Stated goal - Please reproduce the listing lines exactly, starting with the line that contains "0, 1840, 1011]" and going on through the line that contains "641, 234, 670]", both of those included.

Material for this exercise -
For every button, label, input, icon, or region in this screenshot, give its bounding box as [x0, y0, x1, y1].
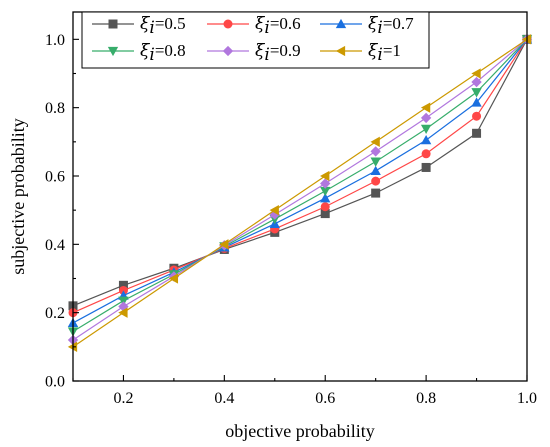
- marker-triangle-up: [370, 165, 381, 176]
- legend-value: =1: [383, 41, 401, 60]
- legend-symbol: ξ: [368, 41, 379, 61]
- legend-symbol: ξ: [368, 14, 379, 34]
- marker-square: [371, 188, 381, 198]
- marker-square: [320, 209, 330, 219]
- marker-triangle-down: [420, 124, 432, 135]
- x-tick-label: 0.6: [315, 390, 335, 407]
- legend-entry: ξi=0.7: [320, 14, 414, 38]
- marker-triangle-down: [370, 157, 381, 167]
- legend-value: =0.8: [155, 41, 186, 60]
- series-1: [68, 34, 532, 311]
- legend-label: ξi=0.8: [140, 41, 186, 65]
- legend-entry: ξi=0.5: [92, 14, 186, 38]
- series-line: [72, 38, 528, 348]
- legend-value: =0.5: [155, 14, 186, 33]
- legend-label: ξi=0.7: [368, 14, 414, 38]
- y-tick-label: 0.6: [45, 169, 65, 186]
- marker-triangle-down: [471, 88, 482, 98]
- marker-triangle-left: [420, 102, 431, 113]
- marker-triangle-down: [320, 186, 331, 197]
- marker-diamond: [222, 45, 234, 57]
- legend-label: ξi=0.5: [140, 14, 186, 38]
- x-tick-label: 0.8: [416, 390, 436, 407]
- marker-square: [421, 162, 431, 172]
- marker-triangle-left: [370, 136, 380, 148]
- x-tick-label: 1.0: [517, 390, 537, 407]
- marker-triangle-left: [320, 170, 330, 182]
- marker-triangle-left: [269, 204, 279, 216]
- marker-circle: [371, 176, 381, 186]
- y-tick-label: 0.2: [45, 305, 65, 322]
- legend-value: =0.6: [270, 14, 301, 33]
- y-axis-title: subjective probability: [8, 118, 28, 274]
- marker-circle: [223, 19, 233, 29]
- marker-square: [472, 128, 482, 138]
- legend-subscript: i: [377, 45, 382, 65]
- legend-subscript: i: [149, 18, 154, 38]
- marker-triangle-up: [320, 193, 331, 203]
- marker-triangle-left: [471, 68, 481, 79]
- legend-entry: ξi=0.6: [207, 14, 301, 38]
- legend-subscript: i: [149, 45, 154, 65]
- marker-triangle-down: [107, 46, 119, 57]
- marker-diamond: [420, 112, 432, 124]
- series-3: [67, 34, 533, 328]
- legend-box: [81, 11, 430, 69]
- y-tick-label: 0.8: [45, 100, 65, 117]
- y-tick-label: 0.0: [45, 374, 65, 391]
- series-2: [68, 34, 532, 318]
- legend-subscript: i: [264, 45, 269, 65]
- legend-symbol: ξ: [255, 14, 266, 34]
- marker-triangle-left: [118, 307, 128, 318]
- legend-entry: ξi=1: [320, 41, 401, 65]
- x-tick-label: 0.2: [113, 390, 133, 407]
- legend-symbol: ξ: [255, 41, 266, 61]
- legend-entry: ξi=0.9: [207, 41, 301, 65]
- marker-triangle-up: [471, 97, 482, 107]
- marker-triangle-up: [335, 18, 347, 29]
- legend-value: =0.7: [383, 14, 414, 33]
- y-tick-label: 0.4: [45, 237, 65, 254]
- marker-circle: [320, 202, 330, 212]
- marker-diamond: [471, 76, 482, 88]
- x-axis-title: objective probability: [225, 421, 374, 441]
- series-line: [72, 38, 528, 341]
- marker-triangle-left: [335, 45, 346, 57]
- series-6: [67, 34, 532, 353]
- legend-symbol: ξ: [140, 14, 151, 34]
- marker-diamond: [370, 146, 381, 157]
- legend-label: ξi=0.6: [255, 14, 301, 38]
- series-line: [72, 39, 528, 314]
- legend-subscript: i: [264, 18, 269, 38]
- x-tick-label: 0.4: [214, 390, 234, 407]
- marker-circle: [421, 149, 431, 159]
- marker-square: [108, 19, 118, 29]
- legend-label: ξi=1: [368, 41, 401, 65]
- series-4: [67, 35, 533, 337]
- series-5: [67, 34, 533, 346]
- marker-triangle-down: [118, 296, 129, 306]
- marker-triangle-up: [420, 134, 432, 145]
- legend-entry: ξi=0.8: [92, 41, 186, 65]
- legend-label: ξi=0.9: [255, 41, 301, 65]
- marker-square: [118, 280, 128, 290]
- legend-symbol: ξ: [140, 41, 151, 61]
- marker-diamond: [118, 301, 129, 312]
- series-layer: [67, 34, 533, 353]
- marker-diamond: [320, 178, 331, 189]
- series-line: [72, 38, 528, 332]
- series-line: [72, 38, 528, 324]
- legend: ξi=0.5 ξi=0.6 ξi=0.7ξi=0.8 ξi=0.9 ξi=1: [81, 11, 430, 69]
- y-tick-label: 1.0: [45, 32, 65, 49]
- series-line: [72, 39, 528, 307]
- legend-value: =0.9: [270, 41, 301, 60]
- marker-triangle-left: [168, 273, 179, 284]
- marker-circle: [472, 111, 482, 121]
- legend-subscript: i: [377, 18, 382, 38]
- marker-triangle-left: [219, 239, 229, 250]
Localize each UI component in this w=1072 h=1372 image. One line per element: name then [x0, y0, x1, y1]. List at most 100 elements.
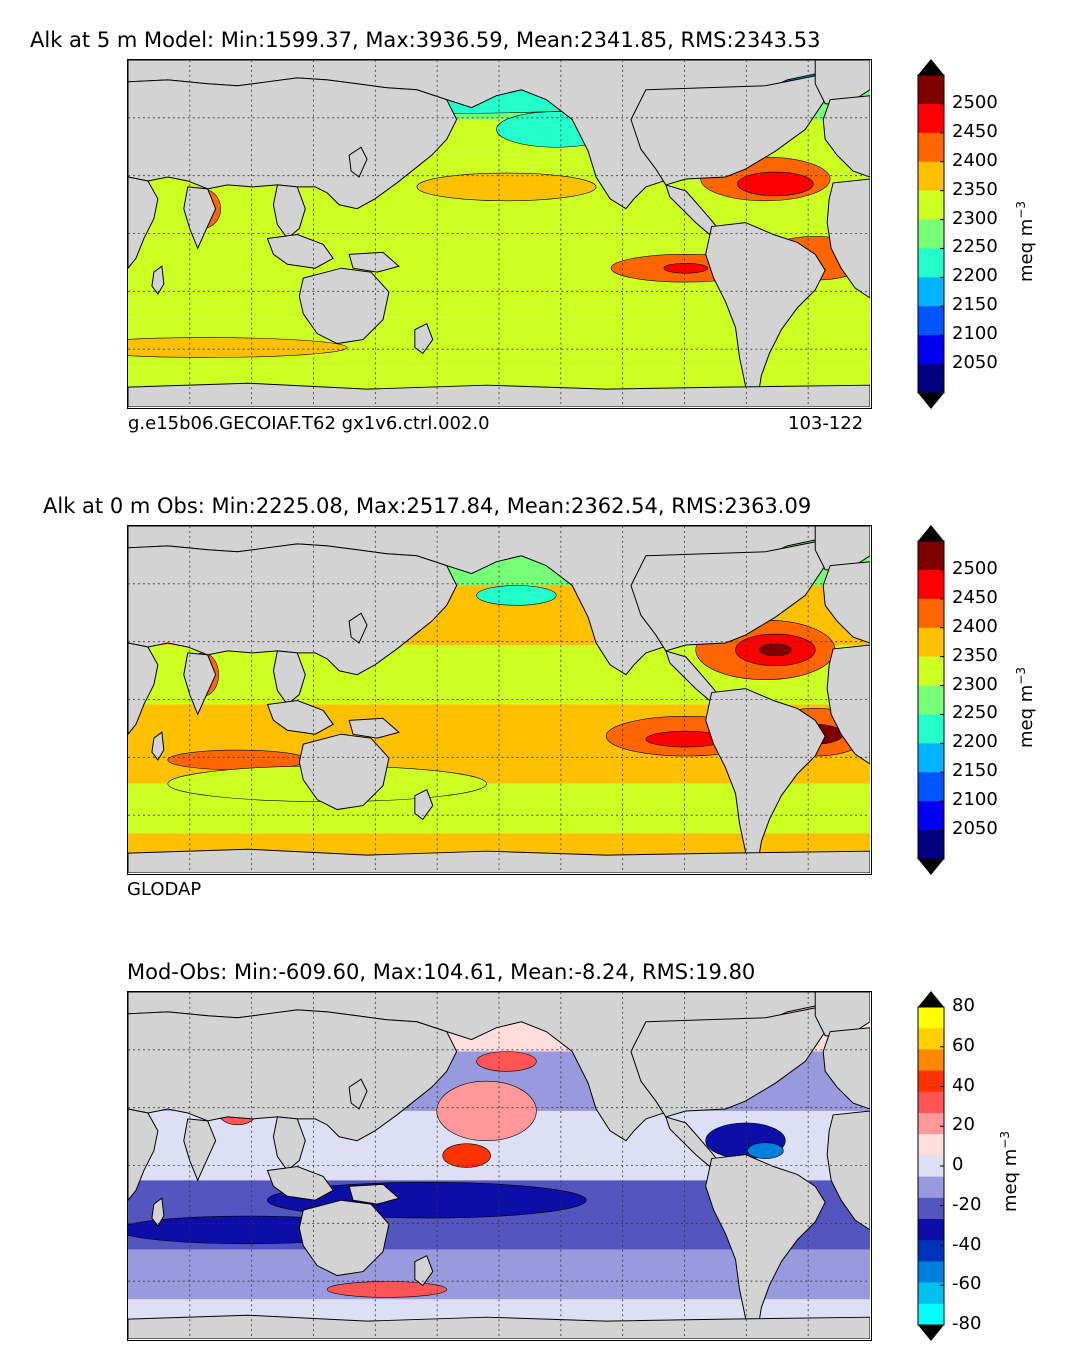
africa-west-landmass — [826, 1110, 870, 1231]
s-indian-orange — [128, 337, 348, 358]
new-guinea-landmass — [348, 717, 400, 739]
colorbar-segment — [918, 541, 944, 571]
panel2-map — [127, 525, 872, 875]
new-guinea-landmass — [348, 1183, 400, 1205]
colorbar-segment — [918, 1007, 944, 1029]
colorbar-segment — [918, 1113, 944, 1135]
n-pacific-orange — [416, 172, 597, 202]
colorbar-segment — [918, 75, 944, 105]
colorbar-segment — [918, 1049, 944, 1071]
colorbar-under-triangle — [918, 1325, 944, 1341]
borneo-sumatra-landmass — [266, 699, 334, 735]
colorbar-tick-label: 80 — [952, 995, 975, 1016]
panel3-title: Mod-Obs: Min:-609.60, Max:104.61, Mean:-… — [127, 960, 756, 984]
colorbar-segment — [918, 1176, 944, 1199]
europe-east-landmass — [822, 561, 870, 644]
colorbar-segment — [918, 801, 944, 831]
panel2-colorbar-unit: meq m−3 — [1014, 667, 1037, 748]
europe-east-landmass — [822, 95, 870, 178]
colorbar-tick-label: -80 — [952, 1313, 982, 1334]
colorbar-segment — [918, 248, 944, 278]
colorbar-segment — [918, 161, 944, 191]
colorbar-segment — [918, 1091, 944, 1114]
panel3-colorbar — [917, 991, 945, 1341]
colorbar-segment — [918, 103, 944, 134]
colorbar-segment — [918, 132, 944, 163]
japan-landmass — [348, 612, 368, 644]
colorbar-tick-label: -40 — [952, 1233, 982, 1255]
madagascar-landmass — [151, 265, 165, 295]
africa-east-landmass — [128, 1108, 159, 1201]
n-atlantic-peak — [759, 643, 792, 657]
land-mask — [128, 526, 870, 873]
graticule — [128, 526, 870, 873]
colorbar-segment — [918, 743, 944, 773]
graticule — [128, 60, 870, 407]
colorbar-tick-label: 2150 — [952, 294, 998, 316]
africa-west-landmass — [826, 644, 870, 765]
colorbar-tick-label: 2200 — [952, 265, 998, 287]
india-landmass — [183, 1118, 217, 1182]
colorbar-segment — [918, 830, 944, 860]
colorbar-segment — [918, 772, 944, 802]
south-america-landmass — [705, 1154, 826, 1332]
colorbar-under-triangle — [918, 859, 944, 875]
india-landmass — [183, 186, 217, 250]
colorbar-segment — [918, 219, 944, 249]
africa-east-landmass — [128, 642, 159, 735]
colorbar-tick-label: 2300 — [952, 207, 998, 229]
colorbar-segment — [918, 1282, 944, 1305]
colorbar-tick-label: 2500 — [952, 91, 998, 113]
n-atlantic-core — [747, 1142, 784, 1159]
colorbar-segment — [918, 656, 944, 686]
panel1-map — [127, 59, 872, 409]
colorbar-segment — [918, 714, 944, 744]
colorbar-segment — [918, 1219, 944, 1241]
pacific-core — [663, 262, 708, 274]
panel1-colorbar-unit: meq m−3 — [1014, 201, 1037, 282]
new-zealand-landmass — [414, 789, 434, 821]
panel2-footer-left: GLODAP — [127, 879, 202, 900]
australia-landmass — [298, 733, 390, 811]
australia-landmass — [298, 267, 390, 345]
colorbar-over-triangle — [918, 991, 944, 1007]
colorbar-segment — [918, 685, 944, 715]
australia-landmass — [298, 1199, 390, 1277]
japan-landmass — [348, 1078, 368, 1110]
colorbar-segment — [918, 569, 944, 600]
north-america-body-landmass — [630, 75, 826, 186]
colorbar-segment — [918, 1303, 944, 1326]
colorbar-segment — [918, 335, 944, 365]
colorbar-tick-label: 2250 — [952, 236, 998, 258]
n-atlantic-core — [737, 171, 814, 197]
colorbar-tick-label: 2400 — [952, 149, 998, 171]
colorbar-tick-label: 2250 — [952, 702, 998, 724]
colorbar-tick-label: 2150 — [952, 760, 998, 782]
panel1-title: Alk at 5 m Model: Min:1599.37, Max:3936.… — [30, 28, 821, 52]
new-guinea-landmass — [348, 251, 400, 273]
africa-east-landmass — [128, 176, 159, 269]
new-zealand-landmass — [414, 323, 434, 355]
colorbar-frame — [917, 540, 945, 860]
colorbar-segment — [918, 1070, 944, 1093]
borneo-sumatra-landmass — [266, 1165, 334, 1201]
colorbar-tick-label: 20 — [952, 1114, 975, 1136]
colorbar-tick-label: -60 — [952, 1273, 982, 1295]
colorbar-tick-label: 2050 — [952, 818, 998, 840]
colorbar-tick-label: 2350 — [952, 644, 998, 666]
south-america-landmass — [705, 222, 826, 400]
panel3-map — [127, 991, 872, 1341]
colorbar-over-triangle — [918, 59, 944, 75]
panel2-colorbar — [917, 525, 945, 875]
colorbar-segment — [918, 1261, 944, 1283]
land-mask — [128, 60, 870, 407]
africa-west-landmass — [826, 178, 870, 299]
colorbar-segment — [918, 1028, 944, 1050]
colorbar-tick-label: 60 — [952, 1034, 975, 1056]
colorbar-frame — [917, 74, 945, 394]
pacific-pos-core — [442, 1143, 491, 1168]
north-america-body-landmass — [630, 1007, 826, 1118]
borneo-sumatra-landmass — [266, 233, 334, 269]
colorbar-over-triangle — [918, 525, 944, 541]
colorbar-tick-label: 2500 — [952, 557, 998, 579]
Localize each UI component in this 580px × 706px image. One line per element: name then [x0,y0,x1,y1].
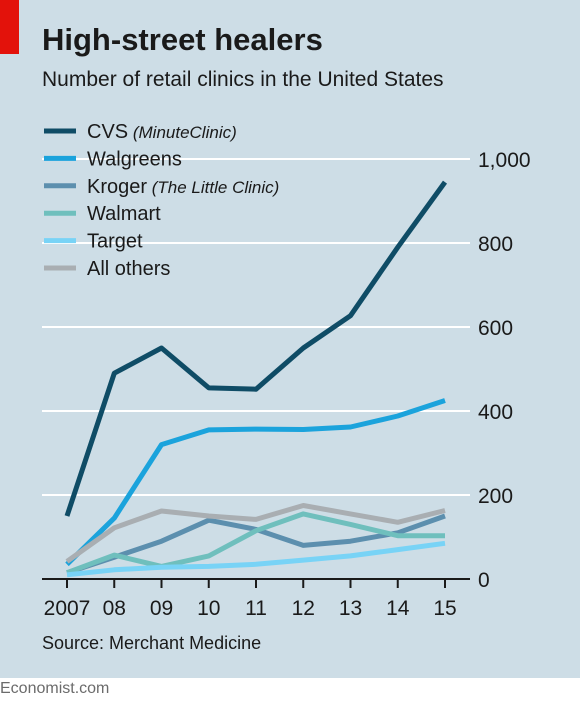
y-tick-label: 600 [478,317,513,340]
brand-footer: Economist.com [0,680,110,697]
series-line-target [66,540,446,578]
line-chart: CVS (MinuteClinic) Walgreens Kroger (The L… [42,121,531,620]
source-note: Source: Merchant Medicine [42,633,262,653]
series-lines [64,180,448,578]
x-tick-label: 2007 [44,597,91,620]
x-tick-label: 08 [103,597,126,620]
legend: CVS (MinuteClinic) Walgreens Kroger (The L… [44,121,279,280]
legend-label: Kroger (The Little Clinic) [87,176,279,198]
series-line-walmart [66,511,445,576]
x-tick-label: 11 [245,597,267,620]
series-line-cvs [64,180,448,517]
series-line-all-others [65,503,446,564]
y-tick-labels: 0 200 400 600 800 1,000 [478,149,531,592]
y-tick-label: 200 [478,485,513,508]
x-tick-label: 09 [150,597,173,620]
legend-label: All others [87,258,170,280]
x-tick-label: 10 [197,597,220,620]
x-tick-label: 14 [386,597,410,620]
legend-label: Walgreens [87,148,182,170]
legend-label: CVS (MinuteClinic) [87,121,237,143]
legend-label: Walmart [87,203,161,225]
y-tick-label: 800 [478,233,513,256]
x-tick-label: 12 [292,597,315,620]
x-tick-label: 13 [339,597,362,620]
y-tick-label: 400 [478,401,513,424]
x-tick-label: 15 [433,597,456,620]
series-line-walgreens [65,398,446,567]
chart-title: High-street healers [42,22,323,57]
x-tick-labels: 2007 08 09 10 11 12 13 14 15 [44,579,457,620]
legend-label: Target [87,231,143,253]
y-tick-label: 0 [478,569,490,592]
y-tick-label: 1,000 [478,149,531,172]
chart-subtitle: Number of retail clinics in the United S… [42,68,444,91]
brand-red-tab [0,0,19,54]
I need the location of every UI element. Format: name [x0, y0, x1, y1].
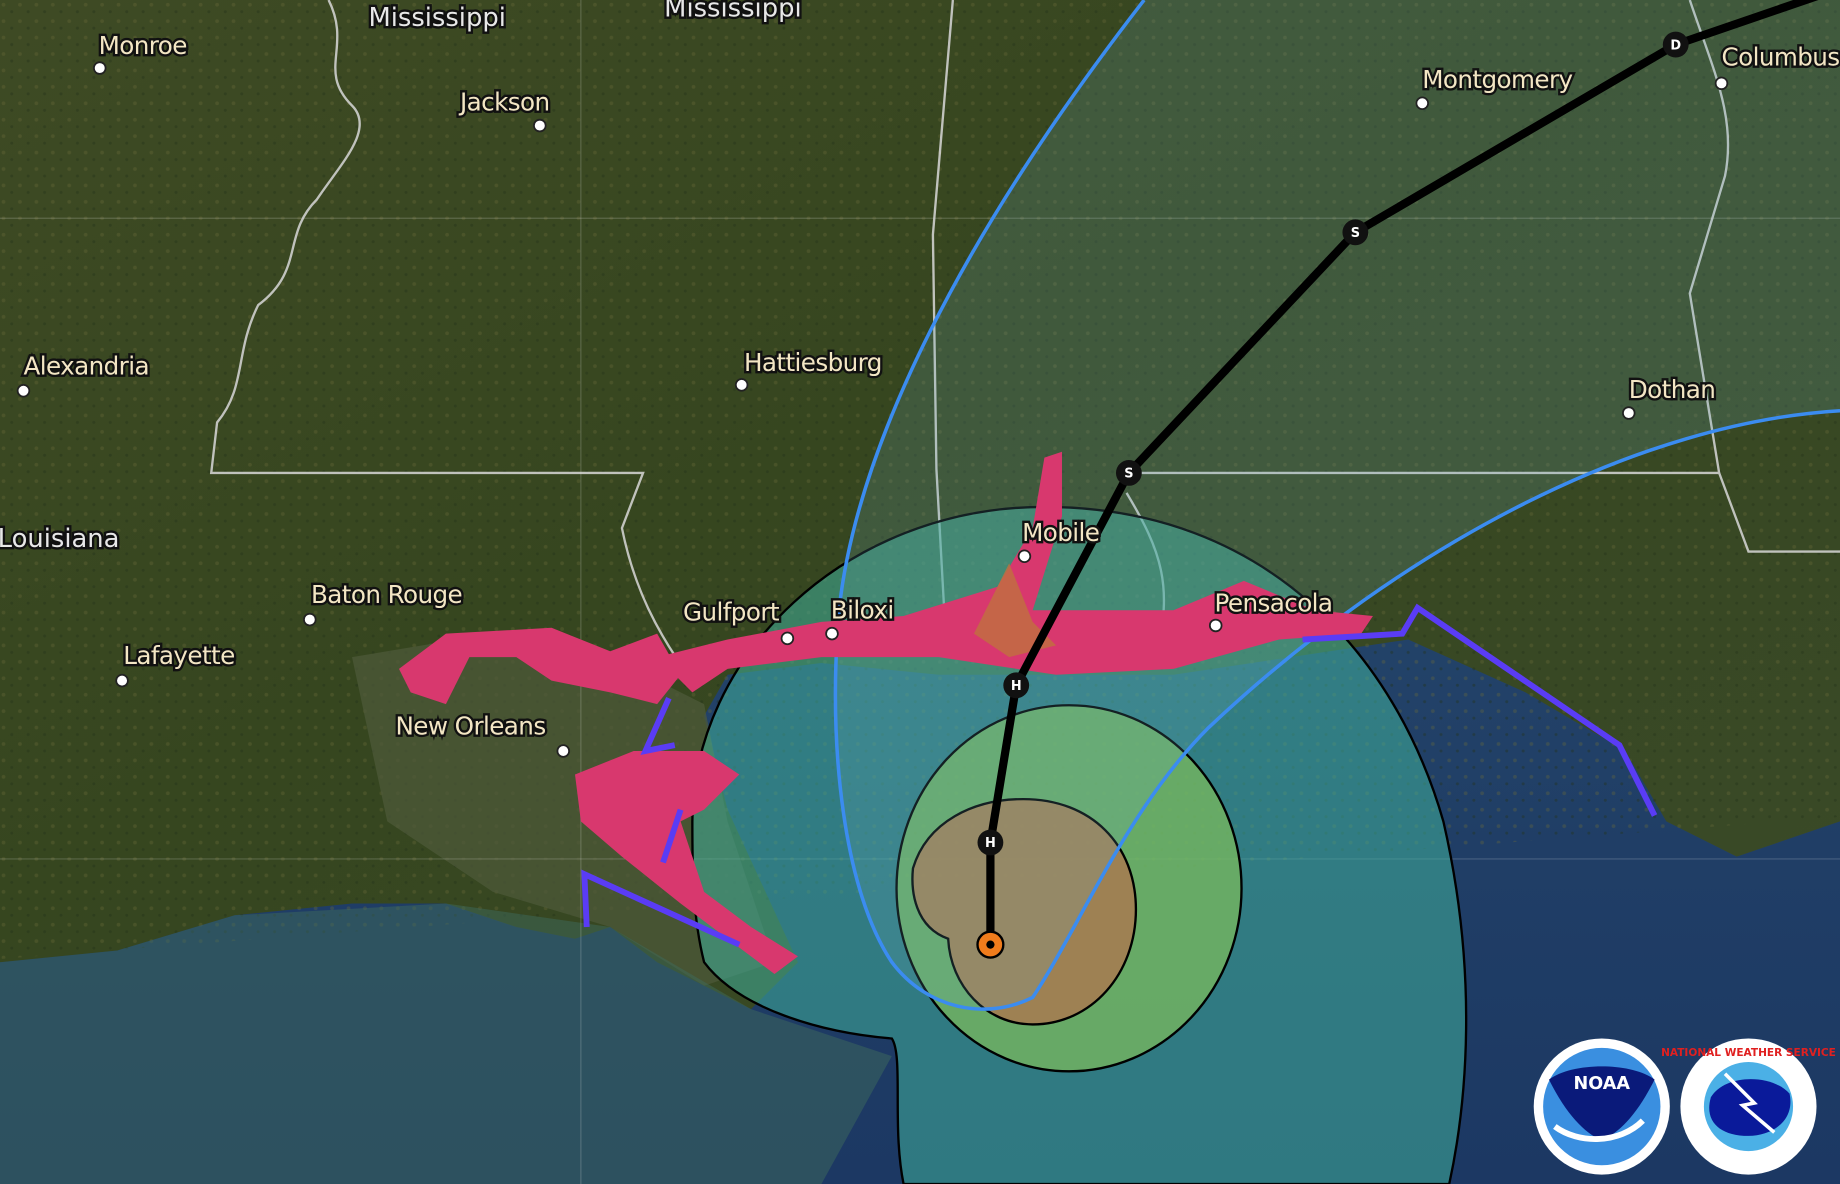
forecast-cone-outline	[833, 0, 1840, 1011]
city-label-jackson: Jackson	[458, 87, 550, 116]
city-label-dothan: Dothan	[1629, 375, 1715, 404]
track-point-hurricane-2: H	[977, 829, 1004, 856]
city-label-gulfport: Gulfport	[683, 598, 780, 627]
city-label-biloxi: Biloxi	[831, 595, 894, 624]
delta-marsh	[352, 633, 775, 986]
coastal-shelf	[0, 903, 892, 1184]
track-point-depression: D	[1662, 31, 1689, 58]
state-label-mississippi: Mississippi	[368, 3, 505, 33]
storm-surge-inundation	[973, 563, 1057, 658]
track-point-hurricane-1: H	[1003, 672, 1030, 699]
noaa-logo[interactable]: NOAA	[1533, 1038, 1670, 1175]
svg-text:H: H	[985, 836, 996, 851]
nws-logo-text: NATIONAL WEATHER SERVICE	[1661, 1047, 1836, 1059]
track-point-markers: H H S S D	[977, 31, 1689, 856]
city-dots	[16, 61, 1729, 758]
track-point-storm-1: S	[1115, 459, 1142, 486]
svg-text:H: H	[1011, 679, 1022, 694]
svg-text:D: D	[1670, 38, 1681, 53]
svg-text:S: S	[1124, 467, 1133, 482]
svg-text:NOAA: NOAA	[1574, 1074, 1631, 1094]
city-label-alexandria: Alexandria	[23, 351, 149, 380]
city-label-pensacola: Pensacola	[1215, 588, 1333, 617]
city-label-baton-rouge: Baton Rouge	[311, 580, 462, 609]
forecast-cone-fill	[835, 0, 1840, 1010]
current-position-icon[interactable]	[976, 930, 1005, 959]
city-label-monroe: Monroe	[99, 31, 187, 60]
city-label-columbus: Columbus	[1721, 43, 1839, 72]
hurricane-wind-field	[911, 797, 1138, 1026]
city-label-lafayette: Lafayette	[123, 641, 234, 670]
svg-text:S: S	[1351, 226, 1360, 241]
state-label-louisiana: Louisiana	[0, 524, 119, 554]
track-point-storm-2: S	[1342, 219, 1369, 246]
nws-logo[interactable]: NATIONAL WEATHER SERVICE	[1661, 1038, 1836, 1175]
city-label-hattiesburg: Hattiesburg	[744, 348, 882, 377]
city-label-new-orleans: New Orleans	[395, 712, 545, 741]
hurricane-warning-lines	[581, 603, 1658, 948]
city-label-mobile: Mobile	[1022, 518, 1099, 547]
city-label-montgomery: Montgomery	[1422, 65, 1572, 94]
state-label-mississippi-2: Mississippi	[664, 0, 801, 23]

Expected answer -
forecast-cone-outline	[833, 0, 1840, 1011]
city-label-jackson: Jackson	[458, 87, 550, 116]
city-label-dothan: Dothan	[1629, 375, 1715, 404]
track-point-hurricane-2: H	[977, 829, 1004, 856]
city-label-gulfport: Gulfport	[683, 598, 780, 627]
city-label-biloxi: Biloxi	[831, 595, 894, 624]
delta-marsh	[352, 633, 775, 986]
coastal-shelf	[0, 903, 892, 1184]
track-point-depression: D	[1662, 31, 1689, 58]
state-label-mississippi: Mississippi	[368, 3, 505, 33]
storm-surge-inundation	[973, 563, 1057, 658]
track-point-hurricane-1: H	[1003, 672, 1030, 699]
noaa-logo[interactable]: NOAA	[1533, 1038, 1670, 1175]
svg-text:H: H	[985, 836, 996, 851]
nws-logo-text: NATIONAL WEATHER SERVICE	[1661, 1047, 1836, 1059]
track-point-markers: H H S S D	[977, 31, 1689, 856]
city-dots	[16, 61, 1729, 758]
track-point-storm-1: S	[1115, 459, 1142, 486]
svg-text:H: H	[1011, 679, 1022, 694]
svg-text:D: D	[1670, 38, 1681, 53]
svg-text:S: S	[1124, 467, 1133, 482]
svg-text:NOAA: NOAA	[1574, 1074, 1631, 1094]
city-label-alexandria: Alexandria	[23, 351, 149, 380]
city-label-pensacola: Pensacola	[1215, 588, 1333, 617]
city-label-baton-rouge: Baton Rouge	[311, 580, 462, 609]
forecast-cone-fill	[835, 0, 1840, 1010]
current-position-icon[interactable]	[976, 930, 1005, 959]
city-label-monroe: Monroe	[99, 31, 187, 60]
city-label-columbus: Columbus	[1721, 43, 1839, 72]
hurricane-wind-field	[911, 797, 1138, 1026]
city-label-lafayette: Lafayette	[123, 641, 234, 670]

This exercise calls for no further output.